[Collected data entries]
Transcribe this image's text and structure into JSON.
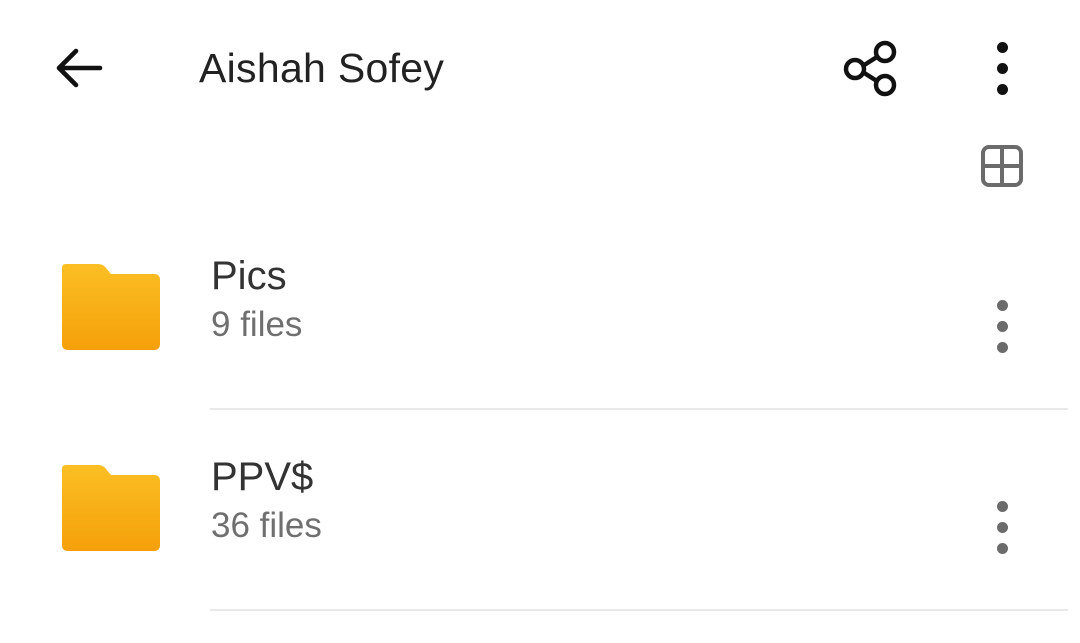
{
  "header": {
    "title": "Aishah Sofey",
    "back_icon": "arrow-back-icon",
    "share_icon": "share-icon",
    "more_icon": "more-vert-icon"
  },
  "toolbar": {
    "view_toggle_icon": "grid-view-icon"
  },
  "folders": [
    {
      "name": "Pics",
      "count": "9 files"
    },
    {
      "name": "PPV$",
      "count": "36 files"
    }
  ],
  "colors": {
    "folder_top": "#FBBF24",
    "folder_bottom": "#F5A00A",
    "divider": "#E9E9E9",
    "secondary_text": "#6F6F6F"
  }
}
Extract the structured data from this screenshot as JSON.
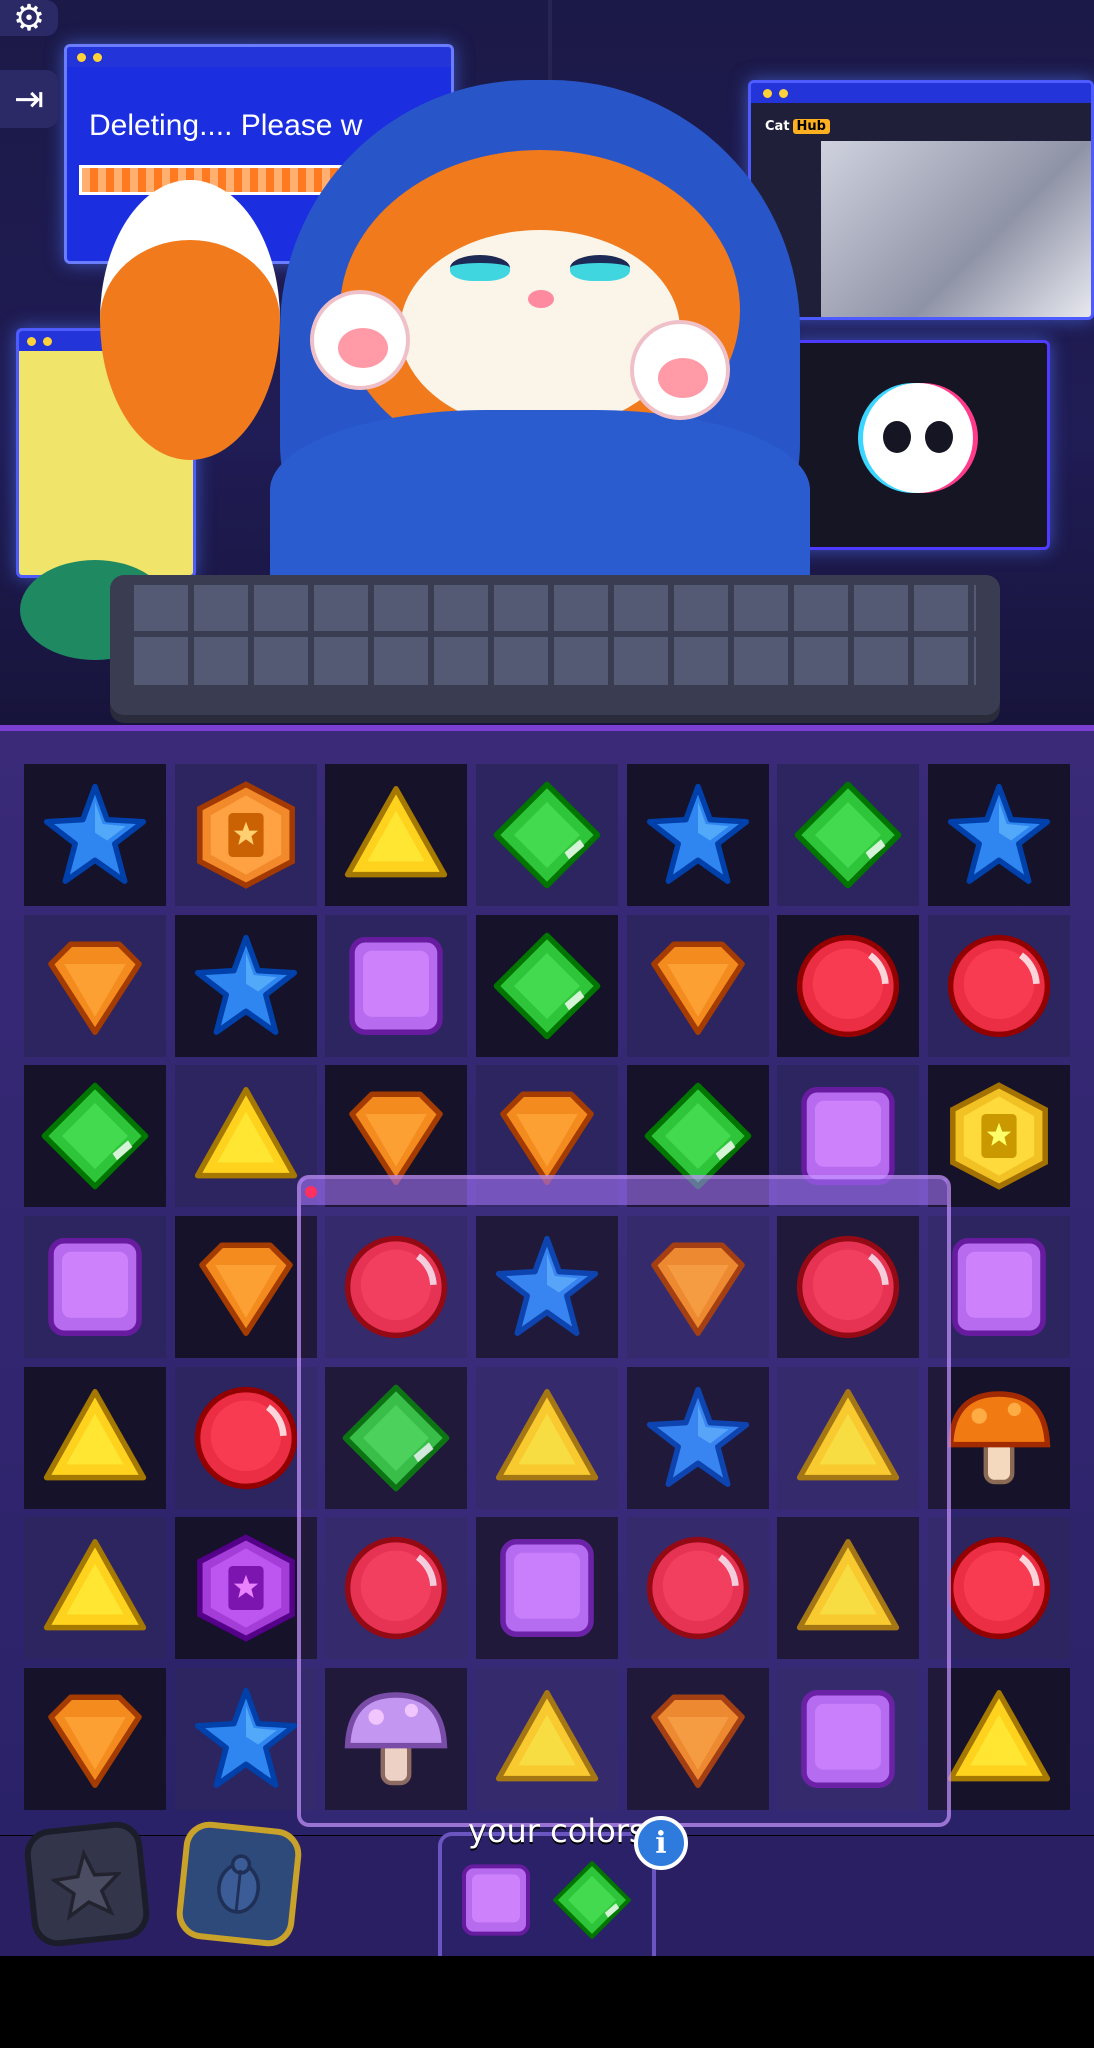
{
  "scene": {
    "delete_window_text": "Deleting.... Please w",
    "cathub_brand": "Cat",
    "cathub_hub": "Hub"
  },
  "side_buttons": [
    {
      "icon": "gear-icon"
    },
    {
      "icon": "exit-icon"
    }
  ],
  "board": {
    "rows": 7,
    "cols": 7,
    "pattern": [
      [
        "d",
        "l",
        "d",
        "l",
        "d",
        "l",
        "d"
      ],
      [
        "l",
        "d",
        "l",
        "d",
        "l",
        "d",
        "l"
      ],
      [
        "d",
        "l",
        "d",
        "l",
        "d",
        "l",
        "d"
      ],
      [
        "l",
        "d",
        "l",
        "d",
        "l",
        "d",
        "l"
      ],
      [
        "d",
        "l",
        "d",
        "l",
        "d",
        "l",
        "d"
      ],
      [
        "l",
        "d",
        "l",
        "d",
        "l",
        "d",
        "l"
      ],
      [
        "d",
        "l",
        "d",
        "l",
        "d",
        "l",
        "d"
      ]
    ],
    "grid": [
      [
        "blue-star",
        "orange-book-token",
        "yellow-triangle",
        "green-diamond",
        "blue-star",
        "green-diamond",
        "blue-star"
      ],
      [
        "orange-shield",
        "blue-star",
        "purple-square",
        "green-diamond",
        "orange-shield",
        "red-circle",
        "red-circle"
      ],
      [
        "green-diamond",
        "yellow-triangle",
        "orange-shield",
        "orange-shield",
        "green-diamond",
        "purple-square",
        "gold-book-token"
      ],
      [
        "purple-square",
        "orange-shield",
        "red-circle",
        "blue-star",
        "orange-shield",
        "red-circle",
        "purple-square"
      ],
      [
        "yellow-triangle",
        "red-circle",
        "green-diamond",
        "yellow-triangle",
        "blue-star",
        "yellow-triangle",
        "orange-mushroom"
      ],
      [
        "yellow-triangle",
        "purple-book-token",
        "red-circle",
        "purple-square",
        "red-circle",
        "yellow-triangle",
        "red-circle"
      ],
      [
        "orange-shield",
        "blue-star",
        "purple-mushroom",
        "yellow-triangle",
        "orange-shield",
        "purple-square",
        "yellow-triangle"
      ]
    ]
  },
  "bottom": {
    "boosters": [
      {
        "icon": "star-booster-icon"
      },
      {
        "icon": "scarab-booster-icon"
      }
    ],
    "colors_label": "your colors",
    "info_label": "i",
    "your_colors": [
      "purple-square",
      "green-diamond"
    ]
  },
  "colors": {
    "blue": "#2f86f0",
    "orange": "#f48b1f",
    "yellow": "#ffd21e",
    "green": "#2fc53a",
    "red": "#ec2e45",
    "purple": "#b76cf0",
    "board_bg": "#2a2268"
  }
}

● **Instruction**
The records above are to be reproduced exactly; the pictures are to be left out.

● **Solution for this task**
Transcribe this image's text and structure into JSON.
{
  "header": {
    "title": "Aishah Sofey",
    "back_icon": "arrow-back-icon",
    "share_icon": "share-icon",
    "more_icon": "more-vert-icon"
  },
  "toolbar": {
    "view_toggle_icon": "grid-view-icon"
  },
  "folders": [
    {
      "name": "Pics",
      "count": "9 files"
    },
    {
      "name": "PPV$",
      "count": "36 files"
    }
  ],
  "colors": {
    "folder_top": "#FBBF24",
    "folder_bottom": "#F5A00A",
    "divider": "#E9E9E9",
    "secondary_text": "#6F6F6F"
  }
}
Extract the structured data from this screenshot as JSON.
{
  "scene": {
    "delete_window_text": "Deleting.... Please w",
    "cathub_brand": "Cat",
    "cathub_hub": "Hub"
  },
  "side_buttons": [
    {
      "icon": "gear-icon"
    },
    {
      "icon": "exit-icon"
    }
  ],
  "board": {
    "rows": 7,
    "cols": 7,
    "pattern": [
      [
        "d",
        "l",
        "d",
        "l",
        "d",
        "l",
        "d"
      ],
      [
        "l",
        "d",
        "l",
        "d",
        "l",
        "d",
        "l"
      ],
      [
        "d",
        "l",
        "d",
        "l",
        "d",
        "l",
        "d"
      ],
      [
        "l",
        "d",
        "l",
        "d",
        "l",
        "d",
        "l"
      ],
      [
        "d",
        "l",
        "d",
        "l",
        "d",
        "l",
        "d"
      ],
      [
        "l",
        "d",
        "l",
        "d",
        "l",
        "d",
        "l"
      ],
      [
        "d",
        "l",
        "d",
        "l",
        "d",
        "l",
        "d"
      ]
    ],
    "grid": [
      [
        "blue-star",
        "orange-book-token",
        "yellow-triangle",
        "green-diamond",
        "blue-star",
        "green-diamond",
        "blue-star"
      ],
      [
        "orange-shield",
        "blue-star",
        "purple-square",
        "green-diamond",
        "orange-shield",
        "red-circle",
        "red-circle"
      ],
      [
        "green-diamond",
        "yellow-triangle",
        "orange-shield",
        "orange-shield",
        "green-diamond",
        "purple-square",
        "gold-book-token"
      ],
      [
        "purple-square",
        "orange-shield",
        "red-circle",
        "blue-star",
        "orange-shield",
        "red-circle",
        "purple-square"
      ],
      [
        "yellow-triangle",
        "red-circle",
        "green-diamond",
        "yellow-triangle",
        "blue-star",
        "yellow-triangle",
        "orange-mushroom"
      ],
      [
        "yellow-triangle",
        "purple-book-token",
        "red-circle",
        "purple-square",
        "red-circle",
        "yellow-triangle",
        "red-circle"
      ],
      [
        "orange-shield",
        "blue-star",
        "purple-mushroom",
        "yellow-triangle",
        "orange-shield",
        "purple-square",
        "yellow-triangle"
      ]
    ]
  },
  "bottom": {
    "boosters": [
      {
        "icon": "star-booster-icon"
      },
      {
        "icon": "scarab-booster-icon"
      }
    ],
    "colors_label": "your colors",
    "info_label": "i",
    "your_colors": [
      "purple-square",
      "green-diamond"
    ]
  },
  "colors": {
    "blue": "#2f86f0",
    "orange": "#f48b1f",
    "yellow": "#ffd21e",
    "green": "#2fc53a",
    "red": "#ec2e45",
    "purple": "#b76cf0",
    "board_bg": "#2a2268"
  }
}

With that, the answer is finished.